WHAT IS BEING ASKED:
Print out every line, exactly as written.

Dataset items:

+ + +

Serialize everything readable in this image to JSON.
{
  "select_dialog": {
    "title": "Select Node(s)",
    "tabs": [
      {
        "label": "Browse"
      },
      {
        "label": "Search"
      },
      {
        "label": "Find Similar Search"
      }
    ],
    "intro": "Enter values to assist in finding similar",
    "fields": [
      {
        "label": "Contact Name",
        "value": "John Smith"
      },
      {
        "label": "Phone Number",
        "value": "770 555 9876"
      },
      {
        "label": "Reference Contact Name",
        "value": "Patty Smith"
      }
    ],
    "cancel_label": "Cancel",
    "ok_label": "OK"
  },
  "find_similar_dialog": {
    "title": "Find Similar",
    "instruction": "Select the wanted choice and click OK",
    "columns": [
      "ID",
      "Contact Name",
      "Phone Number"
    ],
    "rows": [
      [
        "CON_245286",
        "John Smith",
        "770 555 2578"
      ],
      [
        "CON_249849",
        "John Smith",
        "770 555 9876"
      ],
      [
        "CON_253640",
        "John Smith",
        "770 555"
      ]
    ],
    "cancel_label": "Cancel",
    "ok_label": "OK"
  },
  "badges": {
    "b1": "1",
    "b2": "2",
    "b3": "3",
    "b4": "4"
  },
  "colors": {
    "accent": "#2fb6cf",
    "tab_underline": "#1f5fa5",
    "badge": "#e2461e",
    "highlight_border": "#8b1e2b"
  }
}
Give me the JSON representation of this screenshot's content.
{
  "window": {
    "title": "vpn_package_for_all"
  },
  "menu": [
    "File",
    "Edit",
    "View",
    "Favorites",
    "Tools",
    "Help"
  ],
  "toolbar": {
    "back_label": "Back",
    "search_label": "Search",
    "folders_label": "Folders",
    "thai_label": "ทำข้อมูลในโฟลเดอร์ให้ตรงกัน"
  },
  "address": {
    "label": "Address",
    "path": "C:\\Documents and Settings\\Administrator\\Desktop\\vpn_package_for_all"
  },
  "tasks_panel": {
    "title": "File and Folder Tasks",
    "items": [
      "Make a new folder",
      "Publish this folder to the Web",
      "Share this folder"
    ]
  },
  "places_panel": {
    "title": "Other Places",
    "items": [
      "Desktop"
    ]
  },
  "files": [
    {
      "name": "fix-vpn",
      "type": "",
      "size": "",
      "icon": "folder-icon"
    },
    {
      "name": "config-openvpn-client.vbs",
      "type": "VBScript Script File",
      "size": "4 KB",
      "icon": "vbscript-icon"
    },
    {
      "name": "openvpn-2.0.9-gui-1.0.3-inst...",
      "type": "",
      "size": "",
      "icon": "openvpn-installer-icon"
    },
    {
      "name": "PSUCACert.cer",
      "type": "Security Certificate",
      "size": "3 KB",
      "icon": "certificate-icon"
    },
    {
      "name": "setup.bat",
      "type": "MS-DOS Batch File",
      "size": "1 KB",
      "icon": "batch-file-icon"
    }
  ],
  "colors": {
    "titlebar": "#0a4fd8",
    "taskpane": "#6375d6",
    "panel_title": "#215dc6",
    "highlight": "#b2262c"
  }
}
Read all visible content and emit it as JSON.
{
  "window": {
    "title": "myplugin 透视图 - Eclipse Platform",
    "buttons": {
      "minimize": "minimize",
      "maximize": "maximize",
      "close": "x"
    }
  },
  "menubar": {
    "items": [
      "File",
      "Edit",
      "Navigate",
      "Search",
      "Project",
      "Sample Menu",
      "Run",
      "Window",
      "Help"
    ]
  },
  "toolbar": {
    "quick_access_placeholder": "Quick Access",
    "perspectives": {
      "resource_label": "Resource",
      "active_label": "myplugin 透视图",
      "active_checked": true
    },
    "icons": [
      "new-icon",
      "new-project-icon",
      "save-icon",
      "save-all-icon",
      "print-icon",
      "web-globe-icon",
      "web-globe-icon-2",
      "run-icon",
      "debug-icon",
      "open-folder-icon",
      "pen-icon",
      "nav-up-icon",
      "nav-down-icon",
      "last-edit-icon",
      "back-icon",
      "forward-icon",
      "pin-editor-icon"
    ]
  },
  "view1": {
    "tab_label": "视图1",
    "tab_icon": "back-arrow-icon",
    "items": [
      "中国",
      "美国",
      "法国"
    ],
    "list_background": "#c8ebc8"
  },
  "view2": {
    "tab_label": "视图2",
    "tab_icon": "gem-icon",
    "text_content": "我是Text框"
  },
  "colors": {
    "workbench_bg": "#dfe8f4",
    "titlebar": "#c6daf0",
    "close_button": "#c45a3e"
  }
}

+ + +

RESULT OF THE TASK:
Serialize everything readable in this image to JSON.
{
  "select_dialog": {
    "title": "Select Node(s)",
    "tabs": [
      {
        "label": "Browse"
      },
      {
        "label": "Search"
      },
      {
        "label": "Find Similar Search"
      }
    ],
    "intro": "Enter values to assist in finding similar",
    "fields": [
      {
        "label": "Contact Name",
        "value": "John Smith"
      },
      {
        "label": "Phone Number",
        "value": "770 555 9876"
      },
      {
        "label": "Reference Contact Name",
        "value": "Patty Smith"
      }
    ],
    "cancel_label": "Cancel",
    "ok_label": "OK"
  },
  "find_similar_dialog": {
    "title": "Find Similar",
    "instruction": "Select the wanted choice and click OK",
    "columns": [
      "ID",
      "Contact Name",
      "Phone Number"
    ],
    "rows": [
      [
        "CON_245286",
        "John Smith",
        "770 555 2578"
      ],
      [
        "CON_249849",
        "John Smith",
        "770 555 9876"
      ],
      [
        "CON_253640",
        "John Smith",
        "770 555"
      ]
    ],
    "cancel_label": "Cancel",
    "ok_label": "OK"
  },
  "badges": {
    "b1": "1",
    "b2": "2",
    "b3": "3",
    "b4": "4"
  },
  "colors": {
    "accent": "#2fb6cf",
    "tab_underline": "#1f5fa5",
    "badge": "#e2461e",
    "highlight_border": "#8b1e2b"
  }
}
Give me the JSON representation of this screenshot's content.
{
  "window": {
    "title": "vpn_package_for_all"
  },
  "menu": [
    "File",
    "Edit",
    "View",
    "Favorites",
    "Tools",
    "Help"
  ],
  "toolbar": {
    "back_label": "Back",
    "search_label": "Search",
    "folders_label": "Folders",
    "thai_label": "ทำข้อมูลในโฟลเดอร์ให้ตรงกัน"
  },
  "address": {
    "label": "Address",
    "path": "C:\\Documents and Settings\\Administrator\\Desktop\\vpn_package_for_all"
  },
  "tasks_panel": {
    "title": "File and Folder Tasks",
    "items": [
      "Make a new folder",
      "Publish this folder to the Web",
      "Share this folder"
    ]
  },
  "places_panel": {
    "title": "Other Places",
    "items": [
      "Desktop"
    ]
  },
  "files": [
    {
      "name": "fix-vpn",
      "type": "",
      "size": "",
      "icon": "folder-icon"
    },
    {
      "name": "config-openvpn-client.vbs",
      "type": "VBScript Script File",
      "size": "4 KB",
      "icon": "vbscript-icon"
    },
    {
      "name": "openvpn-2.0.9-gui-1.0.3-inst...",
      "type": "",
      "size": "",
      "icon": "openvpn-installer-icon"
    },
    {
      "name": "PSUCACert.cer",
      "type": "Security Certificate",
      "size": "3 KB",
      "icon": "certificate-icon"
    },
    {
      "name": "setup.bat",
      "type": "MS-DOS Batch File",
      "size": "1 KB",
      "icon": "batch-file-icon"
    }
  ],
  "colors": {
    "titlebar": "#0a4fd8",
    "taskpane": "#6375d6",
    "panel_title": "#215dc6",
    "highlight": "#b2262c"
  }
}
Read all visible content and emit it as JSON.
{
  "window": {
    "title": "myplugin 透视图 - Eclipse Platform",
    "buttons": {
      "minimize": "minimize",
      "maximize": "maximize",
      "close": "x"
    }
  },
  "menubar": {
    "items": [
      "File",
      "Edit",
      "Navigate",
      "Search",
      "Project",
      "Sample Menu",
      "Run",
      "Window",
      "Help"
    ]
  },
  "toolbar": {
    "quick_access_placeholder": "Quick Access",
    "perspectives": {
      "resource_label": "Resource",
      "active_label": "myplugin 透视图",
      "active_checked": true
    },
    "icons": [
      "new-icon",
      "new-project-icon",
      "save-icon",
      "save-all-icon",
      "print-icon",
      "web-globe-icon",
      "web-globe-icon-2",
      "run-icon",
      "debug-icon",
      "open-folder-icon",
      "pen-icon",
      "nav-up-icon",
      "nav-down-icon",
      "last-edit-icon",
      "back-icon",
      "forward-icon",
      "pin-editor-icon"
    ]
  },
  "view1": {
    "tab_label": "视图1",
    "tab_icon": "back-arrow-icon",
    "items": [
      "中国",
      "美国",
      "法国"
    ],
    "list_background": "#c8ebc8"
  },
  "view2": {
    "tab_label": "视图2",
    "tab_icon": "gem-icon",
    "text_content": "我是Text框"
  },
  "colors": {
    "workbench_bg": "#dfe8f4",
    "titlebar": "#c6daf0",
    "close_button": "#c45a3e"
  }
}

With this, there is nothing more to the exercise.